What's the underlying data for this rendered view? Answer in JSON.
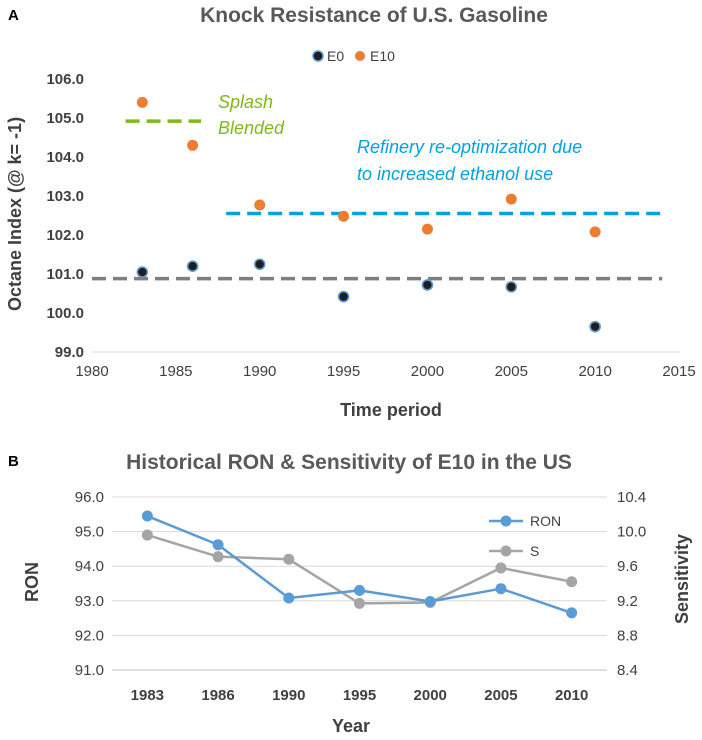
{
  "chart_data": [
    {
      "panel": "A",
      "type": "scatter",
      "title": "Knock Resistance of U.S. Gasoline",
      "xlabel": "Time period",
      "ylabel": "Octane Index (@ k= -1)",
      "xlim": [
        1980,
        2015
      ],
      "ylim": [
        99.0,
        106.0
      ],
      "xticks": [
        1980,
        1985,
        1990,
        1995,
        2000,
        2005,
        2010,
        2015
      ],
      "yticks": [
        "99.0",
        "100.0",
        "101.0",
        "102.0",
        "103.0",
        "104.0",
        "105.0",
        "106.0"
      ],
      "series": [
        {
          "name": "E0",
          "color": "#1f1f1f",
          "edge": "#5b9bd5",
          "x": [
            1983,
            1986,
            1990,
            1995,
            2000,
            2005,
            2010
          ],
          "y": [
            101.05,
            101.2,
            101.25,
            100.42,
            100.72,
            100.67,
            99.65
          ]
        },
        {
          "name": "E10",
          "color": "#ed7d31",
          "x": [
            1983,
            1986,
            1990,
            1995,
            2000,
            2005,
            2010
          ],
          "y": [
            105.4,
            104.3,
            102.77,
            102.48,
            102.15,
            102.92,
            102.08
          ]
        }
      ],
      "reference_lines": [
        {
          "name": "splash-blended",
          "x": [
            1982,
            1986.5
          ],
          "y": 104.92,
          "color": "#7fb918"
        },
        {
          "name": "refinery-reoptimization",
          "x": [
            1988,
            2014
          ],
          "y": 102.55,
          "color": "#00a2e0"
        },
        {
          "name": "e0-average",
          "x": [
            1980,
            2014
          ],
          "y": 100.88,
          "color": "#7f7f7f"
        }
      ],
      "annotations": [
        {
          "lines": [
            "Splash",
            "Blended"
          ],
          "color": "#7fb918"
        },
        {
          "lines": [
            "Refinery re-optimization due",
            "to increased ethanol use"
          ],
          "color": "#00a2e0"
        }
      ]
    },
    {
      "panel": "B",
      "type": "line",
      "title": "Historical RON & Sensitivity of E10 in the US",
      "xlabel": "Year",
      "ylabel": "RON",
      "y2label": "Sensitivity",
      "categories": [
        "1983",
        "1986",
        "1990",
        "1995",
        "2000",
        "2005",
        "2010"
      ],
      "ylim": [
        91.0,
        96.0
      ],
      "yticks": [
        "91.0",
        "92.0",
        "93.0",
        "94.0",
        "95.0",
        "96.0"
      ],
      "y2lim": [
        8.4,
        10.4
      ],
      "y2ticks": [
        "8.4",
        "8.8",
        "9.2",
        "9.6",
        "10.0",
        "10.4"
      ],
      "series": [
        {
          "name": "RON",
          "axis": "left",
          "color": "#5b9bd5",
          "values": [
            95.45,
            94.62,
            93.08,
            93.3,
            92.98,
            93.35,
            92.65
          ]
        },
        {
          "name": "S",
          "axis": "right",
          "color": "#a5a5a5",
          "values": [
            9.96,
            9.71,
            9.68,
            9.17,
            9.18,
            9.58,
            9.42
          ]
        }
      ]
    }
  ]
}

Set exercise: Using the records above, pull out each line where the word "Sensitivity" occurs.

Written response:
      "title": "Historical RON & Sensitivity of E10 in the US",
      "y2label": "Sensitivity",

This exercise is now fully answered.